The data:

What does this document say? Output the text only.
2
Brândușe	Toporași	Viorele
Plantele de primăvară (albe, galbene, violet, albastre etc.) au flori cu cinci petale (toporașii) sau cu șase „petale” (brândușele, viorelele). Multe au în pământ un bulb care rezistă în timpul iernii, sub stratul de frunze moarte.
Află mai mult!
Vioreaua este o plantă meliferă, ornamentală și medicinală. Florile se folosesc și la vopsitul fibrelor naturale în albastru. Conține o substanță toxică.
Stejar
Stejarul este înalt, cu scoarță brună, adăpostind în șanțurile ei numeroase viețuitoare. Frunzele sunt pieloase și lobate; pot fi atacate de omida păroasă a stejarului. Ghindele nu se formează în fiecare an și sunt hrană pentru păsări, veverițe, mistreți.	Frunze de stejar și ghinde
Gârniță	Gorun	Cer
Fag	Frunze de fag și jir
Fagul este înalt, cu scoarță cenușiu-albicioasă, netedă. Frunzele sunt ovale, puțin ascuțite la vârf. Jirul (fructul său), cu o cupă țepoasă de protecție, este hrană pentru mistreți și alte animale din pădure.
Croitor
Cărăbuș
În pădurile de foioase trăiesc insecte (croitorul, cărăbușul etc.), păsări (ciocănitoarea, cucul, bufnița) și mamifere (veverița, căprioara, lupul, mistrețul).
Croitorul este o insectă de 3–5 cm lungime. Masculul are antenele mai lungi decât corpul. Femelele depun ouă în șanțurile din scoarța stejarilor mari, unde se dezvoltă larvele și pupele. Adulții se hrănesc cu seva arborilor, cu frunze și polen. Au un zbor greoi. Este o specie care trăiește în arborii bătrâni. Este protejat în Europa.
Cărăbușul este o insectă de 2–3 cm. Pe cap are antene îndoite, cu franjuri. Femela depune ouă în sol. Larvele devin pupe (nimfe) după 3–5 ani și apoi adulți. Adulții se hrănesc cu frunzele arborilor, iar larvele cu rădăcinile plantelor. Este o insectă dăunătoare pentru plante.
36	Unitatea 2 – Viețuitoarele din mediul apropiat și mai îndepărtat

What is required:
Reproduce all the records precisely.

Result of this exercise:
What does this document say? Output the text only.
2
Brândușe	Toporași	Viorele
Plantele de primăvară (albe, galbene, violet, albastre etc.) au flori cu cinci petale (toporașii) sau cu șase „petale” (brândușele, viorelele). Multe au în pământ un bulb care rezistă în timpul iernii, sub stratul de frunze moarte.
Află mai mult!
Vioreaua este o plantă meliferă, ornamentală și medicinală. Florile se folosesc și la vopsitul fibrelor naturale în albastru. Conține o substanță toxică.
Stejar
Stejarul este înalt, cu scoarță brună, adăpostind în șanțurile ei numeroase viețuitoare. Frunzele sunt pieloase și lobate; pot fi atacate de omida păroasă a stejarului. Ghindele nu se formează în fiecare an și sunt hrană pentru păsări, veverițe, mistreți.	Frunze de stejar și ghinde
Gârniță	Gorun	Cer
Fag	Frunze de fag și jir
Fagul este înalt, cu scoarță cenușiu-albicioasă, netedă. Frunzele sunt ovale, puțin ascuțite la vârf. Jirul (fructul său), cu o cupă țepoasă de protecție, este hrană pentru mistreți și alte animale din pădure.
Croitor
Cărăbuș
În pădurile de foioase trăiesc insecte (croitorul, cărăbușul etc.), păsări (ciocănitoarea, cucul, bufnița) și mamifere (veverița, căprioara, lupul, mistrețul).
Croitorul este o insectă de 3–5 cm lungime. Masculul are antenele mai lungi decât corpul. Femelele depun ouă în șanțurile din scoarța stejarilor mari, unde se dezvoltă larvele și pupele. Adulții se hrănesc cu seva arborilor, cu frunze și polen. Au un zbor greoi. Este o specie care trăiește în arborii bătrâni. Este protejat în Europa.
Cărăbușul este o insectă de 2–3 cm. Pe cap are antene îndoite, cu franjuri. Femela depune ouă în sol. Larvele devin pupe (nimfe) după 3–5 ani și apoi adulți. Adulții se hrănesc cu frunzele arborilor, iar larvele cu rădăcinile plantelor. Este o insectă dăunătoare pentru plante.
36	Unitatea 2 – Viețuitoarele din mediul apropiat și mai îndepărtat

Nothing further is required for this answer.